● **Supplied entries**:
- - -

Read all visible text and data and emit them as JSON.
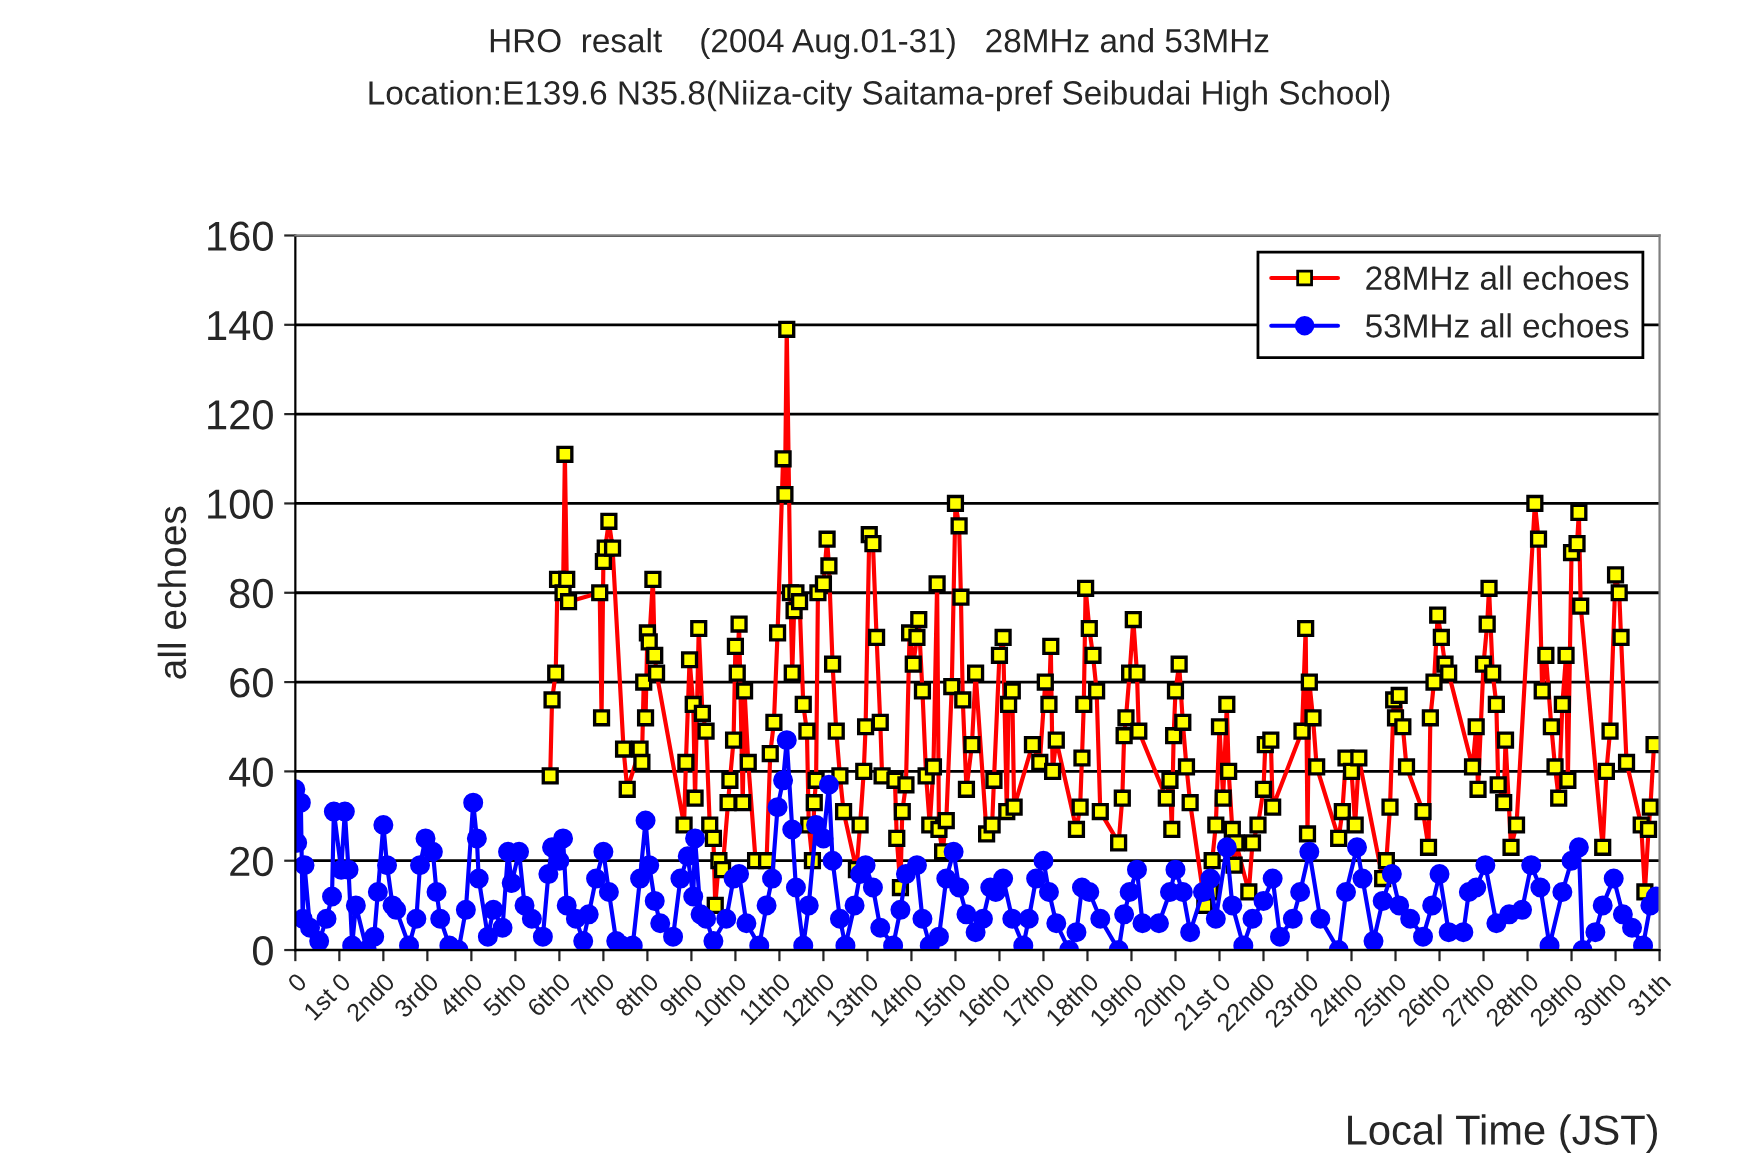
{
  "chart_data": {
    "type": "line",
    "title": "HRO  resalt    (2004 Aug.01-31)   28MHz and 53MHz",
    "subtitle": "Location:E139.6 N35.8(Niiza-city Saitama-pref Seibudai High School)",
    "xlabel": "Local Time (JST)",
    "ylabel": "all echoes",
    "xlim": [
      "2004-07-31T00:00",
      "2004-08-31T00:00"
    ],
    "ylim": [
      0,
      160
    ],
    "yticks": [
      0,
      20,
      40,
      60,
      80,
      100,
      120,
      140,
      160
    ],
    "xticks": [
      {
        "value": "2004-07-31",
        "label": "0"
      },
      {
        "value": "2004-08-01",
        "label": "1st 0"
      },
      {
        "value": "2004-08-02",
        "label": "2nd0"
      },
      {
        "value": "2004-08-03",
        "label": "3rd0"
      },
      {
        "value": "2004-08-04",
        "label": "4th0"
      },
      {
        "value": "2004-08-05",
        "label": "5th0"
      },
      {
        "value": "2004-08-06",
        "label": "6th0"
      },
      {
        "value": "2004-08-07",
        "label": "7th0"
      },
      {
        "value": "2004-08-08",
        "label": "8th0"
      },
      {
        "value": "2004-08-09",
        "label": "9th0"
      },
      {
        "value": "2004-08-10",
        "label": "10th0"
      },
      {
        "value": "2004-08-11",
        "label": "11th0"
      },
      {
        "value": "2004-08-12",
        "label": "12th0"
      },
      {
        "value": "2004-08-13",
        "label": "13th0"
      },
      {
        "value": "2004-08-14",
        "label": "14th0"
      },
      {
        "value": "2004-08-15",
        "label": "15th0"
      },
      {
        "value": "2004-08-16",
        "label": "16th0"
      },
      {
        "value": "2004-08-17",
        "label": "17th0"
      },
      {
        "value": "2004-08-18",
        "label": "18th0"
      },
      {
        "value": "2004-08-19",
        "label": "19th0"
      },
      {
        "value": "2004-08-20",
        "label": "20th0"
      },
      {
        "value": "2004-08-21",
        "label": "21st 0"
      },
      {
        "value": "2004-08-22",
        "label": "22nd0"
      },
      {
        "value": "2004-08-23",
        "label": "23rd0"
      },
      {
        "value": "2004-08-24",
        "label": "24th0"
      },
      {
        "value": "2004-08-25",
        "label": "25th0"
      },
      {
        "value": "2004-08-26",
        "label": "26th0"
      },
      {
        "value": "2004-08-27",
        "label": "27th0"
      },
      {
        "value": "2004-08-28",
        "label": "28th0"
      },
      {
        "value": "2004-08-29",
        "label": "29th0"
      },
      {
        "value": "2004-08-30",
        "label": "30th0"
      },
      {
        "value": "2004-08-31",
        "label": "31th"
      }
    ],
    "grid": "y",
    "legend": "top right",
    "line_style": "solid",
    "series": [
      {
        "name": "28MHz all echoes",
        "color": "#ff0000",
        "marker": "square",
        "x": [
          "2004-08-05T19:00",
          "2004-08-05T20:00",
          "2004-08-05T22:00",
          "2004-08-05T23:00",
          "2004-08-06T02:00",
          "2004-08-06T03:00",
          "2004-08-06T04:00",
          "2004-08-06T05:00",
          "2004-08-06T11:00",
          "2004-08-06T22:00",
          "2004-08-06T23:00",
          "2004-08-07T00:00",
          "2004-08-07T01:00",
          "2004-08-07T03:00",
          "2004-08-07T05:00",
          "2004-08-07T08:00",
          "2004-08-07T11:00",
          "2004-08-07T13:00",
          "2004-08-07T16:00",
          "2004-08-07T20:00",
          "2004-08-07T21:00",
          "2004-08-07T22:00",
          "2004-08-07T23:00",
          "2004-08-08T00:00",
          "2004-08-08T01:00",
          "2004-08-08T03:00",
          "2004-08-08T04:00",
          "2004-08-08T05:00",
          "2004-08-08T12:00",
          "2004-08-08T20:00",
          "2004-08-08T21:00",
          "2004-08-08T23:00",
          "2004-08-09T01:00",
          "2004-08-09T02:00",
          "2004-08-09T04:00",
          "2004-08-09T06:00",
          "2004-08-09T08:00",
          "2004-08-09T10:00",
          "2004-08-09T12:00",
          "2004-08-09T13:00",
          "2004-08-09T15:00",
          "2004-08-09T17:00",
          "2004-08-09T20:00",
          "2004-08-09T21:00",
          "2004-08-09T23:00",
          "2004-08-10T00:00",
          "2004-08-10T01:00",
          "2004-08-10T02:00",
          "2004-08-10T04:00",
          "2004-08-10T05:00",
          "2004-08-10T07:00",
          "2004-08-10T11:00",
          "2004-08-10T17:00",
          "2004-08-10T19:00",
          "2004-08-10T21:00",
          "2004-08-10T23:00",
          "2004-08-11T02:00",
          "2004-08-11T03:00",
          "2004-08-11T04:00",
          "2004-08-11T06:00",
          "2004-08-11T07:00",
          "2004-08-11T08:00",
          "2004-08-11T09:00",
          "2004-08-11T11:00",
          "2004-08-11T13:00",
          "2004-08-11T15:00",
          "2004-08-11T16:00",
          "2004-08-11T18:00",
          "2004-08-11T19:00",
          "2004-08-11T20:00",
          "2004-08-11T21:00",
          "2004-08-12T00:00",
          "2004-08-12T02:00",
          "2004-08-12T03:00",
          "2004-08-12T05:00",
          "2004-08-12T07:00",
          "2004-08-12T09:00",
          "2004-08-12T11:00",
          "2004-08-12T18:00",
          "2004-08-12T20:00",
          "2004-08-12T22:00",
          "2004-08-12T23:00",
          "2004-08-13T01:00",
          "2004-08-13T03:00",
          "2004-08-13T05:00",
          "2004-08-13T07:00",
          "2004-08-13T08:00",
          "2004-08-13T15:00",
          "2004-08-13T16:00",
          "2004-08-13T18:00",
          "2004-08-13T19:00",
          "2004-08-13T21:00",
          "2004-08-13T23:00",
          "2004-08-14T01:00",
          "2004-08-14T03:00",
          "2004-08-14T04:00",
          "2004-08-14T06:00",
          "2004-08-14T08:00",
          "2004-08-14T10:00",
          "2004-08-14T12:00",
          "2004-08-14T14:00",
          "2004-08-14T15:00",
          "2004-08-14T17:00",
          "2004-08-14T19:00",
          "2004-08-14T22:00",
          "2004-08-15T00:00",
          "2004-08-15T02:00",
          "2004-08-15T03:00",
          "2004-08-15T04:00",
          "2004-08-15T06:00",
          "2004-08-15T09:00",
          "2004-08-15T11:00",
          "2004-08-15T17:00",
          "2004-08-15T20:00",
          "2004-08-15T21:00",
          "2004-08-16T00:00",
          "2004-08-16T02:00",
          "2004-08-16T04:00",
          "2004-08-16T05:00",
          "2004-08-16T07:00",
          "2004-08-16T08:00",
          "2004-08-16T18:00",
          "2004-08-16T22:00",
          "2004-08-17T01:00",
          "2004-08-17T03:00",
          "2004-08-17T04:00",
          "2004-08-17T05:00",
          "2004-08-17T07:00",
          "2004-08-17T18:00",
          "2004-08-17T20:00",
          "2004-08-17T21:00",
          "2004-08-17T22:00",
          "2004-08-17T23:00",
          "2004-08-18T01:00",
          "2004-08-18T03:00",
          "2004-08-18T05:00",
          "2004-08-18T07:00",
          "2004-08-18T17:00",
          "2004-08-18T19:00",
          "2004-08-18T20:00",
          "2004-08-18T21:00",
          "2004-08-18T23:00",
          "2004-08-19T01:00",
          "2004-08-19T03:00",
          "2004-08-19T04:00",
          "2004-08-19T19:00",
          "2004-08-19T21:00",
          "2004-08-19T22:00",
          "2004-08-19T23:00",
          "2004-08-20T00:00",
          "2004-08-20T02:00",
          "2004-08-20T04:00",
          "2004-08-20T06:00",
          "2004-08-20T08:00",
          "2004-08-20T16:00",
          "2004-08-20T19:00",
          "2004-08-20T20:00",
          "2004-08-20T22:00",
          "2004-08-21T00:00",
          "2004-08-21T02:00",
          "2004-08-21T04:00",
          "2004-08-21T05:00",
          "2004-08-21T07:00",
          "2004-08-21T08:00",
          "2004-08-21T09:00",
          "2004-08-21T16:00",
          "2004-08-21T18:00",
          "2004-08-21T21:00",
          "2004-08-22T00:00",
          "2004-08-22T01:00",
          "2004-08-22T04:00",
          "2004-08-22T05:00",
          "2004-08-22T21:00",
          "2004-08-22T23:00",
          "2004-08-23T00:00",
          "2004-08-23T01:00",
          "2004-08-23T03:00",
          "2004-08-23T05:00",
          "2004-08-23T17:00",
          "2004-08-23T19:00",
          "2004-08-23T21:00",
          "2004-08-24T00:00",
          "2004-08-24T02:00",
          "2004-08-24T04:00",
          "2004-08-24T17:00",
          "2004-08-24T19:00",
          "2004-08-24T21:00",
          "2004-08-24T23:00",
          "2004-08-25T00:00",
          "2004-08-25T02:00",
          "2004-08-25T04:00",
          "2004-08-25T06:00",
          "2004-08-25T15:00",
          "2004-08-25T18:00",
          "2004-08-25T19:00",
          "2004-08-25T21:00",
          "2004-08-25T23:00",
          "2004-08-26T01:00",
          "2004-08-26T03:00",
          "2004-08-26T05:00",
          "2004-08-26T18:00",
          "2004-08-26T20:00",
          "2004-08-26T21:00",
          "2004-08-27T00:00",
          "2004-08-27T02:00",
          "2004-08-27T03:00",
          "2004-08-27T05:00",
          "2004-08-27T07:00",
          "2004-08-27T08:00",
          "2004-08-27T11:00",
          "2004-08-27T12:00",
          "2004-08-27T15:00",
          "2004-08-27T18:00",
          "2004-08-27T22:00",
          "2004-08-28T04:00",
          "2004-08-28T06:00",
          "2004-08-28T08:00",
          "2004-08-28T10:00",
          "2004-08-28T13:00",
          "2004-08-28T15:00",
          "2004-08-28T17:00",
          "2004-08-28T19:00",
          "2004-08-28T21:00",
          "2004-08-28T22:00",
          "2004-08-29T00:00",
          "2004-08-29T03:00",
          "2004-08-29T04:00",
          "2004-08-29T05:00",
          "2004-08-29T09:00",
          "2004-08-29T17:00",
          "2004-08-29T19:00",
          "2004-08-29T21:00",
          "2004-08-30T00:00",
          "2004-08-30T02:00",
          "2004-08-30T03:00",
          "2004-08-30T06:00",
          "2004-08-30T14:00",
          "2004-08-30T16:00",
          "2004-08-30T18:00",
          "2004-08-30T19:00",
          "2004-08-30T21:00"
        ],
        "values": [
          39,
          56,
          62,
          83,
          80,
          111,
          83,
          78,
          null,
          80,
          52,
          87,
          90,
          96,
          90,
          null,
          45,
          36,
          null,
          45,
          42,
          60,
          52,
          71,
          69,
          83,
          66,
          62,
          null,
          28,
          42,
          65,
          55,
          34,
          72,
          53,
          49,
          28,
          25,
          10,
          20,
          18,
          33,
          38,
          47,
          68,
          62,
          73,
          33,
          58,
          42,
          20,
          20,
          44,
          51,
          71,
          110,
          102,
          139,
          80,
          62,
          76,
          80,
          78,
          55,
          49,
          28,
          20,
          33,
          38,
          80,
          82,
          92,
          86,
          64,
          49,
          39,
          31,
          18,
          28,
          40,
          50,
          93,
          91,
          70,
          51,
          39,
          38,
          25,
          14,
          31,
          37,
          71,
          64,
          70,
          74,
          58,
          39,
          28,
          41,
          82,
          27,
          22,
          29,
          59,
          100,
          95,
          79,
          56,
          36,
          46,
          62,
          26,
          28,
          38,
          66,
          70,
          31,
          55,
          58,
          32,
          46,
          42,
          60,
          55,
          68,
          40,
          47,
          27,
          32,
          43,
          55,
          81,
          72,
          66,
          58,
          31,
          24,
          34,
          48,
          52,
          62,
          74,
          62,
          49,
          34,
          38,
          27,
          48,
          58,
          64,
          51,
          41,
          33,
          10,
          13,
          20,
          28,
          50,
          34,
          55,
          40,
          27,
          19,
          24,
          13,
          24,
          28,
          36,
          46,
          47,
          32,
          49,
          72,
          26,
          60,
          52,
          41,
          25,
          31,
          43,
          40,
          28,
          43,
          16,
          20,
          32,
          56,
          52,
          57,
          50,
          41,
          31,
          23,
          52,
          60,
          75,
          70,
          64,
          62,
          41,
          50,
          36,
          64,
          73,
          81,
          62,
          55,
          37,
          33,
          47,
          23,
          28,
          null,
          100,
          92,
          58,
          66,
          50,
          41,
          34,
          55,
          66,
          38,
          89,
          91,
          98,
          77,
          null,
          23,
          40,
          49,
          84,
          80,
          70,
          42,
          28,
          13,
          27,
          32,
          46
        ]
      },
      {
        "name": "53MHz all echoes",
        "color": "#0000ff",
        "marker": "circle",
        "x": [
          "2004-07-31T00:00",
          "2004-07-31T01:00",
          "2004-07-31T03:00",
          "2004-07-31T04:00",
          "2004-07-31T05:00",
          "2004-07-31T08:00",
          "2004-07-31T13:00",
          "2004-07-31T17:00",
          "2004-07-31T20:00",
          "2004-07-31T21:00",
          "2004-08-01T01:00",
          "2004-08-01T03:00",
          "2004-08-01T05:00",
          "2004-08-01T07:00",
          "2004-08-01T09:00",
          "2004-08-01T15:00",
          "2004-08-01T19:00",
          "2004-08-01T21:00",
          "2004-08-02T00:00",
          "2004-08-02T02:00",
          "2004-08-02T05:00",
          "2004-08-02T07:00",
          "2004-08-02T14:00",
          "2004-08-02T18:00",
          "2004-08-02T20:00",
          "2004-08-02T23:00",
          "2004-08-03T03:00",
          "2004-08-03T05:00",
          "2004-08-03T07:00",
          "2004-08-03T12:00",
          "2004-08-03T17:00",
          "2004-08-03T21:00",
          "2004-08-04T01:00",
          "2004-08-04T03:00",
          "2004-08-04T04:00",
          "2004-08-04T09:00",
          "2004-08-04T12:00",
          "2004-08-04T17:00",
          "2004-08-04T20:00",
          "2004-08-04T22:00",
          "2004-08-05T02:00",
          "2004-08-05T05:00",
          "2004-08-05T09:00",
          "2004-08-05T15:00",
          "2004-08-05T18:00",
          "2004-08-05T20:00",
          "2004-08-06T00:00",
          "2004-08-06T02:00",
          "2004-08-06T04:00",
          "2004-08-06T09:00",
          "2004-08-06T13:00",
          "2004-08-06T16:00",
          "2004-08-06T20:00",
          "2004-08-07T00:00",
          "2004-08-07T03:00",
          "2004-08-07T07:00",
          "2004-08-07T10:00",
          "2004-08-07T16:00",
          "2004-08-07T20:00",
          "2004-08-07T23:00",
          "2004-08-08T01:00",
          "2004-08-08T04:00",
          "2004-08-08T07:00",
          "2004-08-08T14:00",
          "2004-08-08T18:00",
          "2004-08-08T22:00",
          "2004-08-09T01:00",
          "2004-08-09T02:00",
          "2004-08-09T05:00",
          "2004-08-09T08:00",
          "2004-08-09T12:00",
          "2004-08-09T19:00",
          "2004-08-09T23:00",
          "2004-08-10T02:00",
          "2004-08-10T06:00",
          "2004-08-10T13:00",
          "2004-08-10T17:00",
          "2004-08-10T20:00",
          "2004-08-10T23:00",
          "2004-08-11T02:00",
          "2004-08-11T04:00",
          "2004-08-11T07:00",
          "2004-08-11T09:00",
          "2004-08-11T13:00",
          "2004-08-11T16:00",
          "2004-08-11T20:00",
          "2004-08-12T00:00",
          "2004-08-12T03:00",
          "2004-08-12T05:00",
          "2004-08-12T09:00",
          "2004-08-12T12:00",
          "2004-08-12T17:00",
          "2004-08-12T20:00",
          "2004-08-12T23:00",
          "2004-08-13T03:00",
          "2004-08-13T07:00",
          "2004-08-13T14:00",
          "2004-08-13T18:00",
          "2004-08-13T21:00",
          "2004-08-14T03:00",
          "2004-08-14T06:00",
          "2004-08-14T10:00",
          "2004-08-14T15:00",
          "2004-08-14T19:00",
          "2004-08-14T23:00",
          "2004-08-15T02:00",
          "2004-08-15T06:00",
          "2004-08-15T11:00",
          "2004-08-15T15:00",
          "2004-08-15T19:00",
          "2004-08-15T22:00",
          "2004-08-16T02:00",
          "2004-08-16T07:00",
          "2004-08-16T13:00",
          "2004-08-16T16:00",
          "2004-08-16T20:00",
          "2004-08-17T00:00",
          "2004-08-17T03:00",
          "2004-08-17T07:00",
          "2004-08-17T14:00",
          "2004-08-17T18:00",
          "2004-08-17T21:00",
          "2004-08-18T01:00",
          "2004-08-18T07:00",
          "2004-08-18T17:00",
          "2004-08-18T20:00",
          "2004-08-18T23:00",
          "2004-08-19T03:00",
          "2004-08-19T06:00",
          "2004-08-19T15:00",
          "2004-08-19T21:00",
          "2004-08-20T00:00",
          "2004-08-20T04:00",
          "2004-08-20T08:00",
          "2004-08-20T15:00",
          "2004-08-20T19:00",
          "2004-08-20T22:00",
          "2004-08-21T04:00",
          "2004-08-21T07:00",
          "2004-08-21T13:00",
          "2004-08-21T18:00",
          "2004-08-22T00:00",
          "2004-08-22T05:00",
          "2004-08-22T09:00",
          "2004-08-22T16:00",
          "2004-08-22T20:00",
          "2004-08-23T01:00",
          "2004-08-23T07:00",
          "2004-08-23T17:00",
          "2004-08-23T21:00",
          "2004-08-24T03:00",
          "2004-08-24T06:00",
          "2004-08-24T12:00",
          "2004-08-24T17:00",
          "2004-08-24T22:00",
          "2004-08-25T02:00",
          "2004-08-25T08:00",
          "2004-08-25T15:00",
          "2004-08-25T20:00",
          "2004-08-26T00:00",
          "2004-08-26T05:00",
          "2004-08-26T13:00",
          "2004-08-26T16:00",
          "2004-08-26T20:00",
          "2004-08-27T01:00",
          "2004-08-27T07:00",
          "2004-08-27T14:00",
          "2004-08-27T21:00",
          "2004-08-28T02:00",
          "2004-08-28T07:00",
          "2004-08-28T12:00",
          "2004-08-28T19:00",
          "2004-08-29T00:00",
          "2004-08-29T04:00",
          "2004-08-29T06:00",
          "2004-08-29T13:00",
          "2004-08-29T17:00",
          "2004-08-29T23:00",
          "2004-08-30T04:00",
          "2004-08-30T09:00",
          "2004-08-30T15:00",
          "2004-08-30T19:00",
          "2004-08-30T22:00"
        ],
        "values": [
          36,
          24,
          33,
          7,
          19,
          5,
          2,
          7,
          12,
          31,
          18,
          31,
          18,
          1,
          10,
          0,
          3,
          13,
          28,
          19,
          10,
          9,
          1,
          7,
          19,
          25,
          22,
          13,
          7,
          1,
          0,
          9,
          33,
          25,
          16,
          3,
          9,
          5,
          22,
          15,
          22,
          10,
          7,
          3,
          17,
          23,
          20,
          25,
          10,
          7,
          2,
          8,
          16,
          22,
          13,
          2,
          1,
          1,
          16,
          29,
          19,
          11,
          6,
          3,
          16,
          21,
          12,
          25,
          8,
          7,
          2,
          7,
          16,
          17,
          6,
          1,
          10,
          16,
          32,
          38,
          47,
          27,
          14,
          1,
          10,
          28,
          25,
          37,
          20,
          7,
          1,
          10,
          17,
          19,
          14,
          5,
          1,
          9,
          17,
          19,
          7,
          1,
          3,
          16,
          22,
          14,
          8,
          4,
          7,
          14,
          13,
          16,
          7,
          1,
          7,
          16,
          20,
          13,
          6,
          0,
          4,
          14,
          13,
          7,
          0,
          8,
          13,
          18,
          6,
          6,
          13,
          18,
          13,
          4,
          13,
          16,
          7,
          23,
          10,
          1,
          7,
          11,
          16,
          3,
          7,
          13,
          22,
          7,
          0,
          13,
          23,
          16,
          2,
          11,
          17,
          10,
          7,
          3,
          10,
          17,
          4,
          4,
          13,
          14,
          19,
          6,
          8,
          9,
          19,
          14,
          1,
          13,
          20,
          23,
          0,
          4,
          10,
          16,
          8,
          5,
          1,
          10,
          12
        ]
      }
    ]
  }
}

- - -

● **Requirement**:
Using the records above, pull out each line where the word "echoes" occurs.

● **Right answer**:
    "ylabel": "all echoes",
        "name": "28MHz all echoes",
        "name": "53MHz all echoes",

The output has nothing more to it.